- **The request**
Every entry here needs to be repeated exactly.

>>>

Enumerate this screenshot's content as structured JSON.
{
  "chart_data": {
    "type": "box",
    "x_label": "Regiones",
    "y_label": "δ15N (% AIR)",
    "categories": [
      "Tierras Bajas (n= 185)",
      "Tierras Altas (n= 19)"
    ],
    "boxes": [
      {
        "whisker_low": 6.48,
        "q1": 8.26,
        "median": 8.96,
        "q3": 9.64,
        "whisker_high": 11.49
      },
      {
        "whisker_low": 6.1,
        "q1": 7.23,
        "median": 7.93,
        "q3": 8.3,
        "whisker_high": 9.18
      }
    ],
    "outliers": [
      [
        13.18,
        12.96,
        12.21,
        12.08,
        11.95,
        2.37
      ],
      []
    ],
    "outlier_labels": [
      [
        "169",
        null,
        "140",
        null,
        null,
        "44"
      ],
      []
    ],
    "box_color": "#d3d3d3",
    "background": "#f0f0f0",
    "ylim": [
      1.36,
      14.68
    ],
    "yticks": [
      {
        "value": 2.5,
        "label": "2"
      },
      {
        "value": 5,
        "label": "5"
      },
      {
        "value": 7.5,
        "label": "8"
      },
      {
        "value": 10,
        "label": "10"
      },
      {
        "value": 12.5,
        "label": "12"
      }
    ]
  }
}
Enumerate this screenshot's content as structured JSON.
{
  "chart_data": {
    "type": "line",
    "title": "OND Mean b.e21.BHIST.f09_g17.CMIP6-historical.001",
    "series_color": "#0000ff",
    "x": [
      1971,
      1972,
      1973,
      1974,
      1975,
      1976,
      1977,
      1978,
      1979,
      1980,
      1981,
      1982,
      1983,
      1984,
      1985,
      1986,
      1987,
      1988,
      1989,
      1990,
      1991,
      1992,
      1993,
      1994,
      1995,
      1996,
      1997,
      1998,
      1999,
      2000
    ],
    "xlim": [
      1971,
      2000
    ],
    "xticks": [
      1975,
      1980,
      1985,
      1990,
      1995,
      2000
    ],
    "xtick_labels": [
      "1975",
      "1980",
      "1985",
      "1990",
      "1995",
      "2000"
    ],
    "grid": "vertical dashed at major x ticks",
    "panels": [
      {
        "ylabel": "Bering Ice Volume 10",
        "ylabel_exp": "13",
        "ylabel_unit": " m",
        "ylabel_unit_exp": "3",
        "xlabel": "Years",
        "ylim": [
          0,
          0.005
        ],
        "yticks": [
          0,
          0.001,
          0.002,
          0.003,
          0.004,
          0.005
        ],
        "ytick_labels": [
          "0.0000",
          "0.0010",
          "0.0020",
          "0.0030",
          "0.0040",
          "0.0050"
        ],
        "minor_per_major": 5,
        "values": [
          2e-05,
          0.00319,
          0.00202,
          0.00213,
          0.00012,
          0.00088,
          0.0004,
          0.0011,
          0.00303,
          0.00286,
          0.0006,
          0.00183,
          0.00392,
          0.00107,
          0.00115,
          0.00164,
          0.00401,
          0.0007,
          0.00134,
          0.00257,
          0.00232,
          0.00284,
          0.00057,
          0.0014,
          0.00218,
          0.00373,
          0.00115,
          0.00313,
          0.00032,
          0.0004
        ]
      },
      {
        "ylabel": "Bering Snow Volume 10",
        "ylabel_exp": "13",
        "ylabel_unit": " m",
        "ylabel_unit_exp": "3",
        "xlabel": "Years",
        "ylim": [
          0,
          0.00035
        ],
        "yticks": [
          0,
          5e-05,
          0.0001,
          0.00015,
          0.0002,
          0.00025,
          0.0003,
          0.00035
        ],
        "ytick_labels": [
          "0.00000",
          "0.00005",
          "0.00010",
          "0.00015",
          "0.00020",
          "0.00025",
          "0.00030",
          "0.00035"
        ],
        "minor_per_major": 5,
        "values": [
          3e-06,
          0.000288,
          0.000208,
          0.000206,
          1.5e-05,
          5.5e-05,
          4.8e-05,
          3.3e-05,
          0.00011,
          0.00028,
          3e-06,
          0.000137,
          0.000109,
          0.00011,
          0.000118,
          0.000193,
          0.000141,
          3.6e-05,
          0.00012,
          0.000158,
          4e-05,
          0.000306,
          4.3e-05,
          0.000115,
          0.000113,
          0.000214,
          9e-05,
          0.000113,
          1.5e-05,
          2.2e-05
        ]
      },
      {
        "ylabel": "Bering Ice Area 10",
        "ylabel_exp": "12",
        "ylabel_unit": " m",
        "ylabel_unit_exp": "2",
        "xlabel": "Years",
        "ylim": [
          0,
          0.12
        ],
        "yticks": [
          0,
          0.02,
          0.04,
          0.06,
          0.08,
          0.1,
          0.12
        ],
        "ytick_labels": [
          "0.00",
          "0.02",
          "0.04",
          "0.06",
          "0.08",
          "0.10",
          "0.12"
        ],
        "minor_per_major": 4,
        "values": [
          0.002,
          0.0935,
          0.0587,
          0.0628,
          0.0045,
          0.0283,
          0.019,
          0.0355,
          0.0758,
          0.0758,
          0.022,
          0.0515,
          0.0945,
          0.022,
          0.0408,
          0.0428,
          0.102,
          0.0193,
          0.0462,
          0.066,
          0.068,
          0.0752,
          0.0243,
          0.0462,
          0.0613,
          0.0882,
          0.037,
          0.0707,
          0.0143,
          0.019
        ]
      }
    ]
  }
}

<<<

- **Reply to the task**
Enumerate this screenshot's content as structured JSON.
{
  "chart_data": {
    "type": "box",
    "x_label": "Regiones",
    "y_label": "δ15N (% AIR)",
    "categories": [
      "Tierras Bajas (n= 185)",
      "Tierras Altas (n= 19)"
    ],
    "boxes": [
      {
        "whisker_low": 6.48,
        "q1": 8.26,
        "median": 8.96,
        "q3": 9.64,
        "whisker_high": 11.49
      },
      {
        "whisker_low": 6.1,
        "q1": 7.23,
        "median": 7.93,
        "q3": 8.3,
        "whisker_high": 9.18
      }
    ],
    "outliers": [
      [
        13.18,
        12.96,
        12.21,
        12.08,
        11.95,
        2.37
      ],
      []
    ],
    "outlier_labels": [
      [
        "169",
        null,
        "140",
        null,
        null,
        "44"
      ],
      []
    ],
    "box_color": "#d3d3d3",
    "background": "#f0f0f0",
    "ylim": [
      1.36,
      14.68
    ],
    "yticks": [
      {
        "value": 2.5,
        "label": "2"
      },
      {
        "value": 5,
        "label": "5"
      },
      {
        "value": 7.5,
        "label": "8"
      },
      {
        "value": 10,
        "label": "10"
      },
      {
        "value": 12.5,
        "label": "12"
      }
    ]
  }
}
Enumerate this screenshot's content as structured JSON.
{
  "chart_data": {
    "type": "line",
    "title": "OND Mean b.e21.BHIST.f09_g17.CMIP6-historical.001",
    "series_color": "#0000ff",
    "x": [
      1971,
      1972,
      1973,
      1974,
      1975,
      1976,
      1977,
      1978,
      1979,
      1980,
      1981,
      1982,
      1983,
      1984,
      1985,
      1986,
      1987,
      1988,
      1989,
      1990,
      1991,
      1992,
      1993,
      1994,
      1995,
      1996,
      1997,
      1998,
      1999,
      2000
    ],
    "xlim": [
      1971,
      2000
    ],
    "xticks": [
      1975,
      1980,
      1985,
      1990,
      1995,
      2000
    ],
    "xtick_labels": [
      "1975",
      "1980",
      "1985",
      "1990",
      "1995",
      "2000"
    ],
    "grid": "vertical dashed at major x ticks",
    "panels": [
      {
        "ylabel": "Bering Ice Volume 10",
        "ylabel_exp": "13",
        "ylabel_unit": " m",
        "ylabel_unit_exp": "3",
        "xlabel": "Years",
        "ylim": [
          0,
          0.005
        ],
        "yticks": [
          0,
          0.001,
          0.002,
          0.003,
          0.004,
          0.005
        ],
        "ytick_labels": [
          "0.0000",
          "0.0010",
          "0.0020",
          "0.0030",
          "0.0040",
          "0.0050"
        ],
        "minor_per_major": 5,
        "values": [
          2e-05,
          0.00319,
          0.00202,
          0.00213,
          0.00012,
          0.00088,
          0.0004,
          0.0011,
          0.00303,
          0.00286,
          0.0006,
          0.00183,
          0.00392,
          0.00107,
          0.00115,
          0.00164,
          0.00401,
          0.0007,
          0.00134,
          0.00257,
          0.00232,
          0.00284,
          0.00057,
          0.0014,
          0.00218,
          0.00373,
          0.00115,
          0.00313,
          0.00032,
          0.0004
        ]
      },
      {
        "ylabel": "Bering Snow Volume 10",
        "ylabel_exp": "13",
        "ylabel_unit": " m",
        "ylabel_unit_exp": "3",
        "xlabel": "Years",
        "ylim": [
          0,
          0.00035
        ],
        "yticks": [
          0,
          5e-05,
          0.0001,
          0.00015,
          0.0002,
          0.00025,
          0.0003,
          0.00035
        ],
        "ytick_labels": [
          "0.00000",
          "0.00005",
          "0.00010",
          "0.00015",
          "0.00020",
          "0.00025",
          "0.00030",
          "0.00035"
        ],
        "minor_per_major": 5,
        "values": [
          3e-06,
          0.000288,
          0.000208,
          0.000206,
          1.5e-05,
          5.5e-05,
          4.8e-05,
          3.3e-05,
          0.00011,
          0.00028,
          3e-06,
          0.000137,
          0.000109,
          0.00011,
          0.000118,
          0.000193,
          0.000141,
          3.6e-05,
          0.00012,
          0.000158,
          4e-05,
          0.000306,
          4.3e-05,
          0.000115,
          0.000113,
          0.000214,
          9e-05,
          0.000113,
          1.5e-05,
          2.2e-05
        ]
      },
      {
        "ylabel": "Bering Ice Area 10",
        "ylabel_exp": "12",
        "ylabel_unit": " m",
        "ylabel_unit_exp": "2",
        "xlabel": "Years",
        "ylim": [
          0,
          0.12
        ],
        "yticks": [
          0,
          0.02,
          0.04,
          0.06,
          0.08,
          0.1,
          0.12
        ],
        "ytick_labels": [
          "0.00",
          "0.02",
          "0.04",
          "0.06",
          "0.08",
          "0.10",
          "0.12"
        ],
        "minor_per_major": 4,
        "values": [
          0.002,
          0.0935,
          0.0587,
          0.0628,
          0.0045,
          0.0283,
          0.019,
          0.0355,
          0.0758,
          0.0758,
          0.022,
          0.0515,
          0.0945,
          0.022,
          0.0408,
          0.0428,
          0.102,
          0.0193,
          0.0462,
          0.066,
          0.068,
          0.0752,
          0.0243,
          0.0462,
          0.0613,
          0.0882,
          0.037,
          0.0707,
          0.0143,
          0.019
        ]
      }
    ]
  }
}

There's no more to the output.